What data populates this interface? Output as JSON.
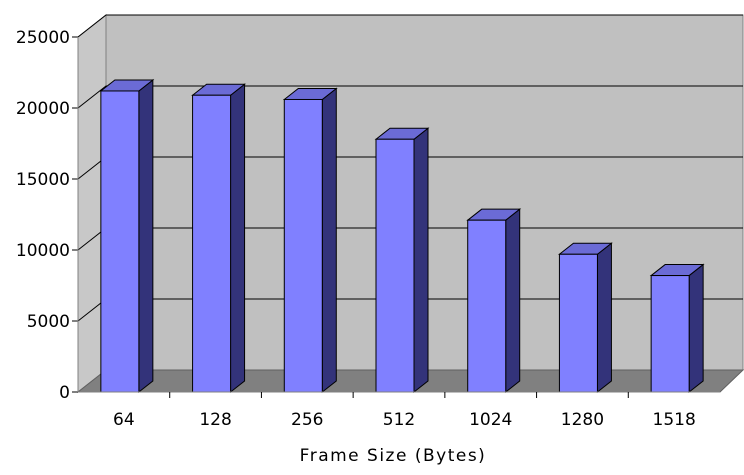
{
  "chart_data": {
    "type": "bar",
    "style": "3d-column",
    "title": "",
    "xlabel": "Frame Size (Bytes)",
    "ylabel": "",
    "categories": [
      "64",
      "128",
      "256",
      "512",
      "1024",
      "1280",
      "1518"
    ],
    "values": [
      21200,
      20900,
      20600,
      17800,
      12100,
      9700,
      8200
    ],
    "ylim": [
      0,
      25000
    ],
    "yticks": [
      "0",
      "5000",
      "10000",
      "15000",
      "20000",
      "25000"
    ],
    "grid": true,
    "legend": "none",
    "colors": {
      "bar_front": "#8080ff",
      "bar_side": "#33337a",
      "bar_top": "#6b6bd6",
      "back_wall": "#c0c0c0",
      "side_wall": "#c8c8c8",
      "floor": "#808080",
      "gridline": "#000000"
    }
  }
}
▬▬▬▬▬▬▬▬▬▬
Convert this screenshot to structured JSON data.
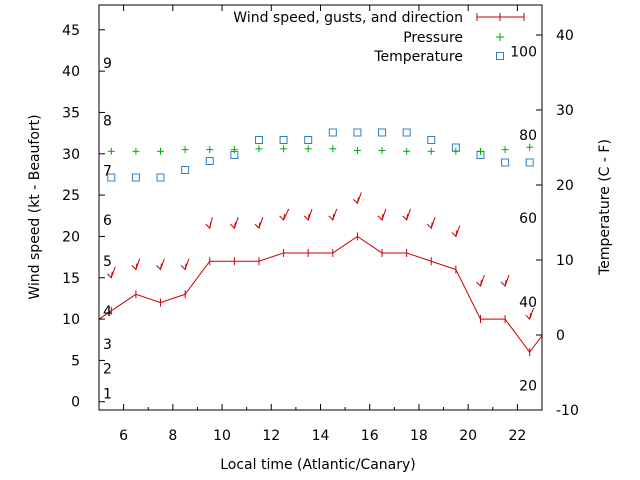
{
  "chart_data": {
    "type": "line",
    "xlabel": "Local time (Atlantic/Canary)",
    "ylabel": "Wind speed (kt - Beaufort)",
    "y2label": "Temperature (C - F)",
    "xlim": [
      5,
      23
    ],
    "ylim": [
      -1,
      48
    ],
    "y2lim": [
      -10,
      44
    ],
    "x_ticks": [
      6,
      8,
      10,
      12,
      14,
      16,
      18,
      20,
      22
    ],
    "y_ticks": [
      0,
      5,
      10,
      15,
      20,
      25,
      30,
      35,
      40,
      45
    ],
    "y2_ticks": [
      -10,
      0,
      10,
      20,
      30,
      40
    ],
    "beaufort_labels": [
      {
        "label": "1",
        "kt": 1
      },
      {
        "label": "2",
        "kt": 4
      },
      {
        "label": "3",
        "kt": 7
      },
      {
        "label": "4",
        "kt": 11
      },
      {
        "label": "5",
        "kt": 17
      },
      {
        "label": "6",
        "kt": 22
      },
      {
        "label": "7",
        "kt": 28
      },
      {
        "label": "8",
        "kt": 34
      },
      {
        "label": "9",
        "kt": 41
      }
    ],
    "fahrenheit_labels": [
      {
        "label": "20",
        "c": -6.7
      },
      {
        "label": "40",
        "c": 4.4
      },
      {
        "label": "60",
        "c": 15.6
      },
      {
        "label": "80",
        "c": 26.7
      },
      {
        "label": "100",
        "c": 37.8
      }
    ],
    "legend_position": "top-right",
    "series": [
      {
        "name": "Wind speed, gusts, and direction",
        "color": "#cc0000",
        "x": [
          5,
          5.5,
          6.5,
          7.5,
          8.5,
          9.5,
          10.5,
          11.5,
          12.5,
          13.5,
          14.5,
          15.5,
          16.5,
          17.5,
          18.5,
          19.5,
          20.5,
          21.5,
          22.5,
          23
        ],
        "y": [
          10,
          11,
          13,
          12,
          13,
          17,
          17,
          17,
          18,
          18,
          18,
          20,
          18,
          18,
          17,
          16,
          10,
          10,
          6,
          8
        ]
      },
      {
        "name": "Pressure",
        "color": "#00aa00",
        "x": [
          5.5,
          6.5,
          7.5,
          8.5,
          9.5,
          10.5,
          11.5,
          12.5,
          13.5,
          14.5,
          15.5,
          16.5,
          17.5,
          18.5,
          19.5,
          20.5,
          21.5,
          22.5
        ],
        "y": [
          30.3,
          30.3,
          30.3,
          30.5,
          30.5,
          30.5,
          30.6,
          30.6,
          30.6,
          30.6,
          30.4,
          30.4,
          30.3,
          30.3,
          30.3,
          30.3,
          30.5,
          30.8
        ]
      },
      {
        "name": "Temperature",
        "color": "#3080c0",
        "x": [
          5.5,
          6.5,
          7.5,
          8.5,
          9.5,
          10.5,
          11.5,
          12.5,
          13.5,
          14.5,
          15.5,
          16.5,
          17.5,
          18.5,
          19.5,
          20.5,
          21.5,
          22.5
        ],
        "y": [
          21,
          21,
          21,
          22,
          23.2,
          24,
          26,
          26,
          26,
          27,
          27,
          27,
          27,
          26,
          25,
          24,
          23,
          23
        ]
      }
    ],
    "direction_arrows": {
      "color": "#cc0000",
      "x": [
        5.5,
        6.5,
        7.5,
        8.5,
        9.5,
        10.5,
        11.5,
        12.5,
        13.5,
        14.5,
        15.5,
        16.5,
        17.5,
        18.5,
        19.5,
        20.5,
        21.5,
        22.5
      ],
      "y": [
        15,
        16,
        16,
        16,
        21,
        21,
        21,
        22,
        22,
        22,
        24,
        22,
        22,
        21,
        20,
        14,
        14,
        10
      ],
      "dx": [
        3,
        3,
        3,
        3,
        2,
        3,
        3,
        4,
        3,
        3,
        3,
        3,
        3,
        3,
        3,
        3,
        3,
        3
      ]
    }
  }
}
▬▬▬▬▬▬▬▬▬▬
Out of the material above, gather each line where "ylabel" appears.

    "ylabel": "",
    "ylabel": "Wind speed (kt - Beaufort)",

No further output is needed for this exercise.